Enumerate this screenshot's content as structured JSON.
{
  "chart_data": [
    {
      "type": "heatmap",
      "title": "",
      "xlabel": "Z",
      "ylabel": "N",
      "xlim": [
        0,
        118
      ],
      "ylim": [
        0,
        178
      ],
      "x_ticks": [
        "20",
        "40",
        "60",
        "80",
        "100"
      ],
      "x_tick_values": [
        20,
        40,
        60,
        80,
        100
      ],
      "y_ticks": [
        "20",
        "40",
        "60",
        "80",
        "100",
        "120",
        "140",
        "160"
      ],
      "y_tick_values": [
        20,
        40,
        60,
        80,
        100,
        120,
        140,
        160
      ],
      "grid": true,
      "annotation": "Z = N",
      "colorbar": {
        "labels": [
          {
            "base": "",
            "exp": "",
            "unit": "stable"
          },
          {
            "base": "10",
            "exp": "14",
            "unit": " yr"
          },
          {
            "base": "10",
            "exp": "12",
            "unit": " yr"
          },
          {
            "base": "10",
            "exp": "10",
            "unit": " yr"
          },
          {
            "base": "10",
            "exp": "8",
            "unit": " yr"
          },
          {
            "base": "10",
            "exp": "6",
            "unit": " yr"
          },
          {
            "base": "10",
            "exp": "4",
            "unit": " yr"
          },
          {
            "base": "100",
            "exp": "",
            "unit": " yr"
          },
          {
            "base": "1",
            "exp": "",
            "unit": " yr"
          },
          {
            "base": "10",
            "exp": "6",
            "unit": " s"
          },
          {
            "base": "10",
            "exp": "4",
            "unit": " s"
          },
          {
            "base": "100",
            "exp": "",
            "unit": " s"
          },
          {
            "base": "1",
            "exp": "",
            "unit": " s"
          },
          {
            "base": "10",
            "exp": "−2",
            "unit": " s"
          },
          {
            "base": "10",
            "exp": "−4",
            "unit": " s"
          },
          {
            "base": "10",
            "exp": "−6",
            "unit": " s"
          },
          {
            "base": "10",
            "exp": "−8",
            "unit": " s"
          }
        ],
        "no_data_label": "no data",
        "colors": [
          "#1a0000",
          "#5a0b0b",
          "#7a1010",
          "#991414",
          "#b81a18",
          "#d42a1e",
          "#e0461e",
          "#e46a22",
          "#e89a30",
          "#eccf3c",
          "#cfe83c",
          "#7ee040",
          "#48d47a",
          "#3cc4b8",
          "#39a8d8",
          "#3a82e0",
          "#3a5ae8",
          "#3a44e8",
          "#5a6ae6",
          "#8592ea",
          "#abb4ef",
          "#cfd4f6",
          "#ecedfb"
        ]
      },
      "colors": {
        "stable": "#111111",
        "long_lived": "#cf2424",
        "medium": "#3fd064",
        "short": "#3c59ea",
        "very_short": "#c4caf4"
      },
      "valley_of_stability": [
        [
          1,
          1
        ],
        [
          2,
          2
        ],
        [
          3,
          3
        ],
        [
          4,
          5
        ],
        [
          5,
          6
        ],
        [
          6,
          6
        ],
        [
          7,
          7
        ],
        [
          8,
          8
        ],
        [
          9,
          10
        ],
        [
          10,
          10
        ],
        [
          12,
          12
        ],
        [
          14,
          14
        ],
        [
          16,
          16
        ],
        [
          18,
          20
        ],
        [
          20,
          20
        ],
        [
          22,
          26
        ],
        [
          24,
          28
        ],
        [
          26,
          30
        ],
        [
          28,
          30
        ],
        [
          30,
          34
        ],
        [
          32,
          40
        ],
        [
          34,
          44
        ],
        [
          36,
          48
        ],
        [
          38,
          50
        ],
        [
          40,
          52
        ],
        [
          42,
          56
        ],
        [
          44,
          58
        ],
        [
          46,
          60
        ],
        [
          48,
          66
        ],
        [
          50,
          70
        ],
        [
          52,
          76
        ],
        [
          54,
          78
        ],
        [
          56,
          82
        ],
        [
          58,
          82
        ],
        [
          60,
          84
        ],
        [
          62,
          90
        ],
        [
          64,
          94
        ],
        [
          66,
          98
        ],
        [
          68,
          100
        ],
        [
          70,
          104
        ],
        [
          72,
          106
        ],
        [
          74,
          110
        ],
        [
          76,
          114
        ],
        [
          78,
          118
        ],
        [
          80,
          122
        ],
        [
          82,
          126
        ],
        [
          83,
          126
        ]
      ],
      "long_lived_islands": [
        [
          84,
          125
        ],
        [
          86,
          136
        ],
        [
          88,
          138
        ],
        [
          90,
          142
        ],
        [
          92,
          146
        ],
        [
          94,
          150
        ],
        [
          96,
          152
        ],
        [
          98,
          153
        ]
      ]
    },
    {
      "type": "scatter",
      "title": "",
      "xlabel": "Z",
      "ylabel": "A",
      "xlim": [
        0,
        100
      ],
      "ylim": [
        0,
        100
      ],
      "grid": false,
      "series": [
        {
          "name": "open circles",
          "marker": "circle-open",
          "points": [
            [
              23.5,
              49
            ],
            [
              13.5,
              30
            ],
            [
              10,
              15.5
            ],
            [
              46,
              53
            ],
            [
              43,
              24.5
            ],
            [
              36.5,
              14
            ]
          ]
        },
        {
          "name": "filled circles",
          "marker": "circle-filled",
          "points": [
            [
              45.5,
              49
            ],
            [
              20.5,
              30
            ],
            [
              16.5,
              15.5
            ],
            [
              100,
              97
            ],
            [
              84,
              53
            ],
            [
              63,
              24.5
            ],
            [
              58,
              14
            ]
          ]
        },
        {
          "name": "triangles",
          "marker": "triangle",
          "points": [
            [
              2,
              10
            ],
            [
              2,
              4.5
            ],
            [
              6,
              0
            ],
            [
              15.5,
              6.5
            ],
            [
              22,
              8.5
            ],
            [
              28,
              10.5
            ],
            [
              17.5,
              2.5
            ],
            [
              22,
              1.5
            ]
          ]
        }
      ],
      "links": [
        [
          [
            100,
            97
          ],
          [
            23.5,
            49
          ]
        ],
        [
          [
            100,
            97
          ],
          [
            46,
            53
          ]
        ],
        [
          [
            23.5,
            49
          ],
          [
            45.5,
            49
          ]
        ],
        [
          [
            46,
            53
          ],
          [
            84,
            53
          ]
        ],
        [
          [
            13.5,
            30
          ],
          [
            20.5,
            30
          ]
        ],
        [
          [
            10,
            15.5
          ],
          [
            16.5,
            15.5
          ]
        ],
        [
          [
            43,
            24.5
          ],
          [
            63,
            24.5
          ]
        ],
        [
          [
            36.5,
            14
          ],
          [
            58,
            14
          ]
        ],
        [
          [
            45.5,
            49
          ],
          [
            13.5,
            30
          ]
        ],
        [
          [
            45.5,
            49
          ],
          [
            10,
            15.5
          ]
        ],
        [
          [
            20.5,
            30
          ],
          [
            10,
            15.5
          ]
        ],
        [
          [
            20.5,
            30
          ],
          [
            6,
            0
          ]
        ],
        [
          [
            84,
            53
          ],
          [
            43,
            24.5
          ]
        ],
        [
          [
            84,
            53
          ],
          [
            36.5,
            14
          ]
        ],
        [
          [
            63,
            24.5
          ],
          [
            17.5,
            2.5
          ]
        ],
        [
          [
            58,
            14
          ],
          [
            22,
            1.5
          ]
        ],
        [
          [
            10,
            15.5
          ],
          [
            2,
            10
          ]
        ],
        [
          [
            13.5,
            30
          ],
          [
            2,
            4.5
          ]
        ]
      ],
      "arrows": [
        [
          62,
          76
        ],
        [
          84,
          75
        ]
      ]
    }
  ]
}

----

# The exercise:
Set every line of the listing down word for word.

# Output below:
Enumerate this screenshot's content as structured JSON.
{
  "chart_data": [
    {
      "type": "heatmap",
      "title": "",
      "xlabel": "Z",
      "ylabel": "N",
      "xlim": [
        0,
        118
      ],
      "ylim": [
        0,
        178
      ],
      "x_ticks": [
        "20",
        "40",
        "60",
        "80",
        "100"
      ],
      "x_tick_values": [
        20,
        40,
        60,
        80,
        100
      ],
      "y_ticks": [
        "20",
        "40",
        "60",
        "80",
        "100",
        "120",
        "140",
        "160"
      ],
      "y_tick_values": [
        20,
        40,
        60,
        80,
        100,
        120,
        140,
        160
      ],
      "grid": true,
      "annotation": "Z = N",
      "colorbar": {
        "labels": [
          {
            "base": "",
            "exp": "",
            "unit": "stable"
          },
          {
            "base": "10",
            "exp": "14",
            "unit": " yr"
          },
          {
            "base": "10",
            "exp": "12",
            "unit": " yr"
          },
          {
            "base": "10",
            "exp": "10",
            "unit": " yr"
          },
          {
            "base": "10",
            "exp": "8",
            "unit": " yr"
          },
          {
            "base": "10",
            "exp": "6",
            "unit": " yr"
          },
          {
            "base": "10",
            "exp": "4",
            "unit": " yr"
          },
          {
            "base": "100",
            "exp": "",
            "unit": " yr"
          },
          {
            "base": "1",
            "exp": "",
            "unit": " yr"
          },
          {
            "base": "10",
            "exp": "6",
            "unit": " s"
          },
          {
            "base": "10",
            "exp": "4",
            "unit": " s"
          },
          {
            "base": "100",
            "exp": "",
            "unit": " s"
          },
          {
            "base": "1",
            "exp": "",
            "unit": " s"
          },
          {
            "base": "10",
            "exp": "−2",
            "unit": " s"
          },
          {
            "base": "10",
            "exp": "−4",
            "unit": " s"
          },
          {
            "base": "10",
            "exp": "−6",
            "unit": " s"
          },
          {
            "base": "10",
            "exp": "−8",
            "unit": " s"
          }
        ],
        "no_data_label": "no data",
        "colors": [
          "#1a0000",
          "#5a0b0b",
          "#7a1010",
          "#991414",
          "#b81a18",
          "#d42a1e",
          "#e0461e",
          "#e46a22",
          "#e89a30",
          "#eccf3c",
          "#cfe83c",
          "#7ee040",
          "#48d47a",
          "#3cc4b8",
          "#39a8d8",
          "#3a82e0",
          "#3a5ae8",
          "#3a44e8",
          "#5a6ae6",
          "#8592ea",
          "#abb4ef",
          "#cfd4f6",
          "#ecedfb"
        ]
      },
      "colors": {
        "stable": "#111111",
        "long_lived": "#cf2424",
        "medium": "#3fd064",
        "short": "#3c59ea",
        "very_short": "#c4caf4"
      },
      "valley_of_stability": [
        [
          1,
          1
        ],
        [
          2,
          2
        ],
        [
          3,
          3
        ],
        [
          4,
          5
        ],
        [
          5,
          6
        ],
        [
          6,
          6
        ],
        [
          7,
          7
        ],
        [
          8,
          8
        ],
        [
          9,
          10
        ],
        [
          10,
          10
        ],
        [
          12,
          12
        ],
        [
          14,
          14
        ],
        [
          16,
          16
        ],
        [
          18,
          20
        ],
        [
          20,
          20
        ],
        [
          22,
          26
        ],
        [
          24,
          28
        ],
        [
          26,
          30
        ],
        [
          28,
          30
        ],
        [
          30,
          34
        ],
        [
          32,
          40
        ],
        [
          34,
          44
        ],
        [
          36,
          48
        ],
        [
          38,
          50
        ],
        [
          40,
          52
        ],
        [
          42,
          56
        ],
        [
          44,
          58
        ],
        [
          46,
          60
        ],
        [
          48,
          66
        ],
        [
          50,
          70
        ],
        [
          52,
          76
        ],
        [
          54,
          78
        ],
        [
          56,
          82
        ],
        [
          58,
          82
        ],
        [
          60,
          84
        ],
        [
          62,
          90
        ],
        [
          64,
          94
        ],
        [
          66,
          98
        ],
        [
          68,
          100
        ],
        [
          70,
          104
        ],
        [
          72,
          106
        ],
        [
          74,
          110
        ],
        [
          76,
          114
        ],
        [
          78,
          118
        ],
        [
          80,
          122
        ],
        [
          82,
          126
        ],
        [
          83,
          126
        ]
      ],
      "long_lived_islands": [
        [
          84,
          125
        ],
        [
          86,
          136
        ],
        [
          88,
          138
        ],
        [
          90,
          142
        ],
        [
          92,
          146
        ],
        [
          94,
          150
        ],
        [
          96,
          152
        ],
        [
          98,
          153
        ]
      ]
    },
    {
      "type": "scatter",
      "title": "",
      "xlabel": "Z",
      "ylabel": "A",
      "xlim": [
        0,
        100
      ],
      "ylim": [
        0,
        100
      ],
      "grid": false,
      "series": [
        {
          "name": "open circles",
          "marker": "circle-open",
          "points": [
            [
              23.5,
              49
            ],
            [
              13.5,
              30
            ],
            [
              10,
              15.5
            ],
            [
              46,
              53
            ],
            [
              43,
              24.5
            ],
            [
              36.5,
              14
            ]
          ]
        },
        {
          "name": "filled circles",
          "marker": "circle-filled",
          "points": [
            [
              45.5,
              49
            ],
            [
              20.5,
              30
            ],
            [
              16.5,
              15.5
            ],
            [
              100,
              97
            ],
            [
              84,
              53
            ],
            [
              63,
              24.5
            ],
            [
              58,
              14
            ]
          ]
        },
        {
          "name": "triangles",
          "marker": "triangle",
          "points": [
            [
              2,
              10
            ],
            [
              2,
              4.5
            ],
            [
              6,
              0
            ],
            [
              15.5,
              6.5
            ],
            [
              22,
              8.5
            ],
            [
              28,
              10.5
            ],
            [
              17.5,
              2.5
            ],
            [
              22,
              1.5
            ]
          ]
        }
      ],
      "links": [
        [
          [
            100,
            97
          ],
          [
            23.5,
            49
          ]
        ],
        [
          [
            100,
            97
          ],
          [
            46,
            53
          ]
        ],
        [
          [
            23.5,
            49
          ],
          [
            45.5,
            49
          ]
        ],
        [
          [
            46,
            53
          ],
          [
            84,
            53
          ]
        ],
        [
          [
            13.5,
            30
          ],
          [
            20.5,
            30
          ]
        ],
        [
          [
            10,
            15.5
          ],
          [
            16.5,
            15.5
          ]
        ],
        [
          [
            43,
            24.5
          ],
          [
            63,
            24.5
          ]
        ],
        [
          [
            36.5,
            14
          ],
          [
            58,
            14
          ]
        ],
        [
          [
            45.5,
            49
          ],
          [
            13.5,
            30
          ]
        ],
        [
          [
            45.5,
            49
          ],
          [
            10,
            15.5
          ]
        ],
        [
          [
            20.5,
            30
          ],
          [
            10,
            15.5
          ]
        ],
        [
          [
            20.5,
            30
          ],
          [
            6,
            0
          ]
        ],
        [
          [
            84,
            53
          ],
          [
            43,
            24.5
          ]
        ],
        [
          [
            84,
            53
          ],
          [
            36.5,
            14
          ]
        ],
        [
          [
            63,
            24.5
          ],
          [
            17.5,
            2.5
          ]
        ],
        [
          [
            58,
            14
          ],
          [
            22,
            1.5
          ]
        ],
        [
          [
            10,
            15.5
          ],
          [
            2,
            10
          ]
        ],
        [
          [
            13.5,
            30
          ],
          [
            2,
            4.5
          ]
        ]
      ],
      "arrows": [
        [
          62,
          76
        ],
        [
          84,
          75
        ]
      ]
    }
  ]
}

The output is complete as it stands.